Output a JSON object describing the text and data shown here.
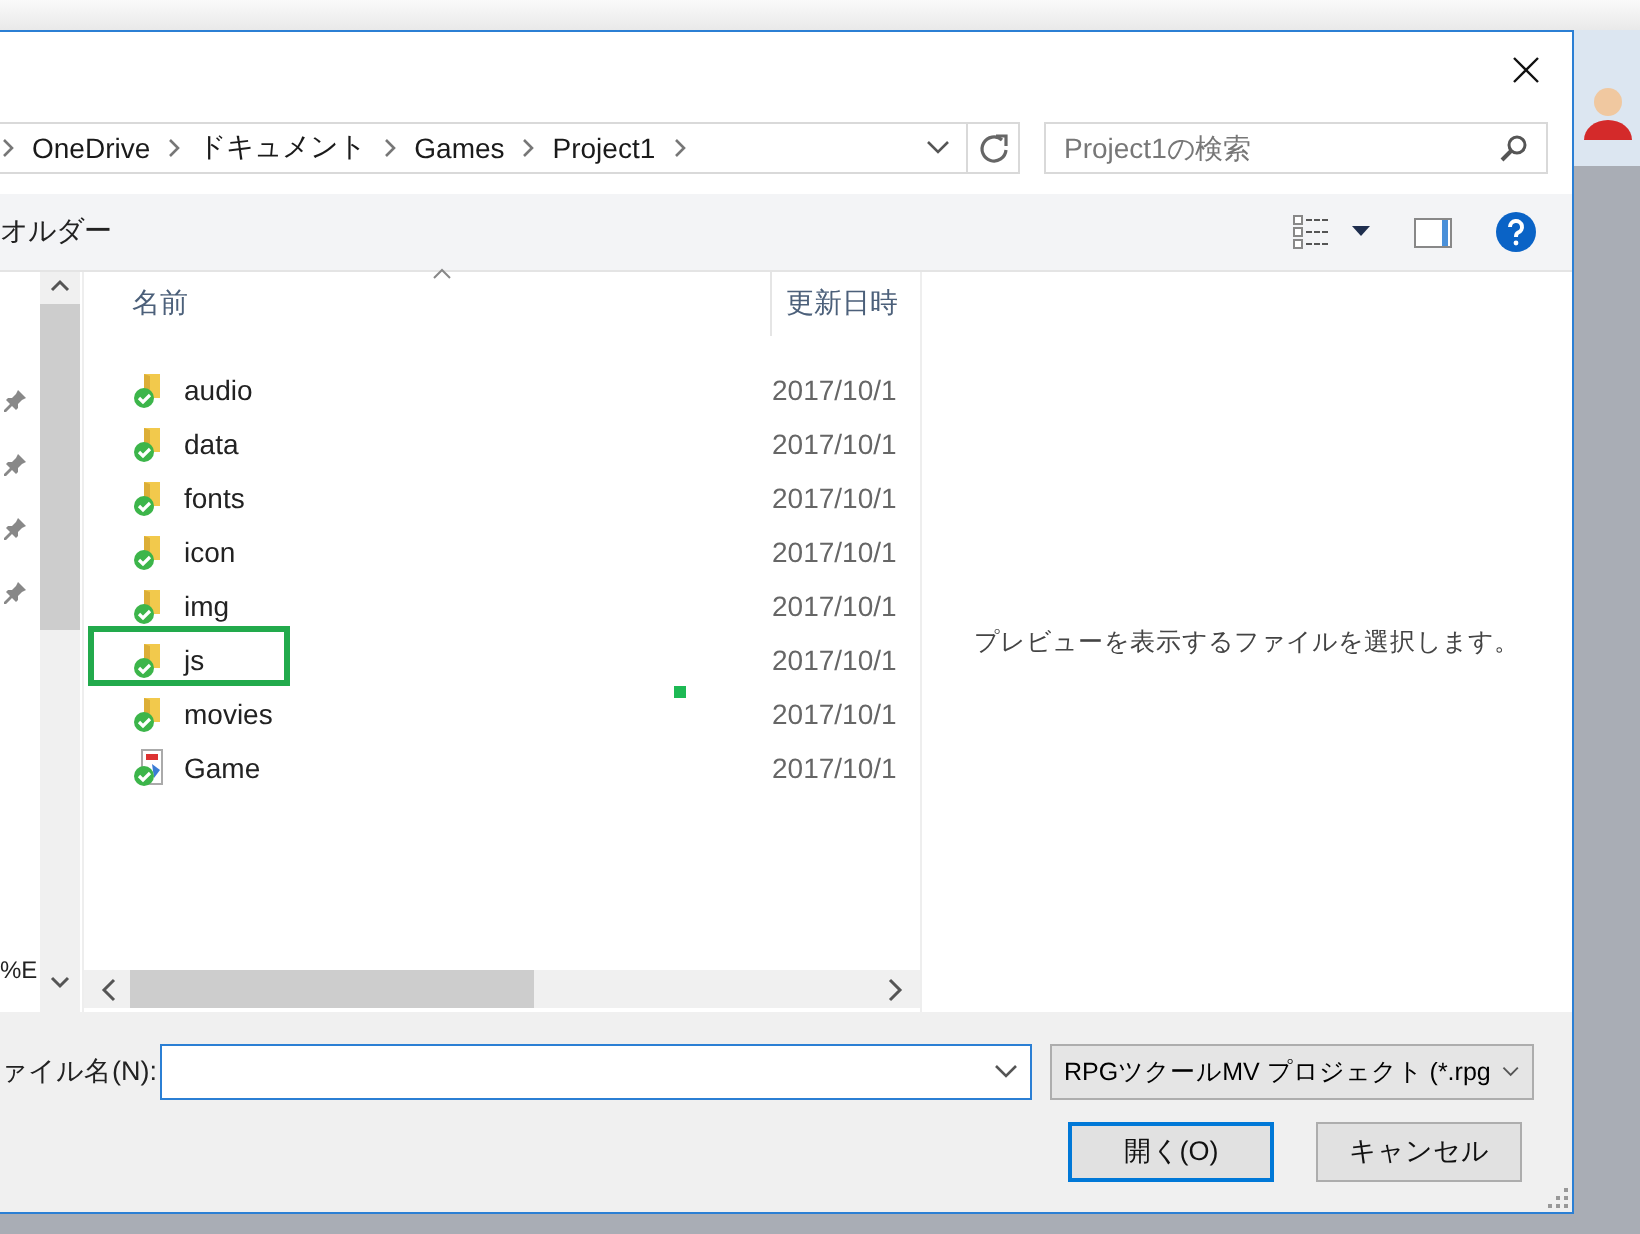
{
  "address_bar": {
    "crumbs": [
      "OneDrive",
      "ドキュメント",
      "Games",
      "Project1"
    ]
  },
  "search": {
    "placeholder": "Project1の検索"
  },
  "toolbar": {
    "label": "オルダー"
  },
  "nav_pane": {
    "text": "%E"
  },
  "columns": [
    {
      "label": "名前"
    },
    {
      "label": "更新日時"
    }
  ],
  "rows": [
    {
      "name": "audio",
      "kind": "folder",
      "date": "2017/10/1",
      "highlighted": false
    },
    {
      "name": "data",
      "kind": "folder",
      "date": "2017/10/1",
      "highlighted": false
    },
    {
      "name": "fonts",
      "kind": "folder",
      "date": "2017/10/1",
      "highlighted": false
    },
    {
      "name": "icon",
      "kind": "folder",
      "date": "2017/10/1",
      "highlighted": false
    },
    {
      "name": "img",
      "kind": "folder",
      "date": "2017/10/1",
      "highlighted": false
    },
    {
      "name": "js",
      "kind": "folder",
      "date": "2017/10/1",
      "highlighted": true
    },
    {
      "name": "movies",
      "kind": "folder",
      "date": "2017/10/1",
      "highlighted": false
    },
    {
      "name": "Game",
      "kind": "project",
      "date": "2017/10/1",
      "highlighted": false
    }
  ],
  "preview": {
    "message": "プレビューを表示するファイルを選択します。"
  },
  "filename": {
    "label": "ァイル名(N):"
  },
  "filter": {
    "value": "RPGツクールMV プロジェクト (*.rpg"
  },
  "buttons": [
    {
      "label": "開く(O)",
      "default": true
    },
    {
      "label": "キャンセル",
      "default": false
    }
  ]
}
○ ○ ○ ○ ○ ○ ○
### WHAT TO PRODUCE
Leave the pictures out, and print every line of the listing exactly as written.

### RIGHT ANSWER
Output a JSON object describing the text and data shown here.
{
  "address_bar": {
    "crumbs": [
      "OneDrive",
      "ドキュメント",
      "Games",
      "Project1"
    ]
  },
  "search": {
    "placeholder": "Project1の検索"
  },
  "toolbar": {
    "label": "オルダー"
  },
  "nav_pane": {
    "text": "%E"
  },
  "columns": [
    {
      "label": "名前"
    },
    {
      "label": "更新日時"
    }
  ],
  "rows": [
    {
      "name": "audio",
      "kind": "folder",
      "date": "2017/10/1",
      "highlighted": false
    },
    {
      "name": "data",
      "kind": "folder",
      "date": "2017/10/1",
      "highlighted": false
    },
    {
      "name": "fonts",
      "kind": "folder",
      "date": "2017/10/1",
      "highlighted": false
    },
    {
      "name": "icon",
      "kind": "folder",
      "date": "2017/10/1",
      "highlighted": false
    },
    {
      "name": "img",
      "kind": "folder",
      "date": "2017/10/1",
      "highlighted": false
    },
    {
      "name": "js",
      "kind": "folder",
      "date": "2017/10/1",
      "highlighted": true
    },
    {
      "name": "movies",
      "kind": "folder",
      "date": "2017/10/1",
      "highlighted": false
    },
    {
      "name": "Game",
      "kind": "project",
      "date": "2017/10/1",
      "highlighted": false
    }
  ],
  "preview": {
    "message": "プレビューを表示するファイルを選択します。"
  },
  "filename": {
    "label": "ァイル名(N):"
  },
  "filter": {
    "value": "RPGツクールMV プロジェクト (*.rpg"
  },
  "buttons": [
    {
      "label": "開く(O)",
      "default": true
    },
    {
      "label": "キャンセル",
      "default": false
    }
  ]
}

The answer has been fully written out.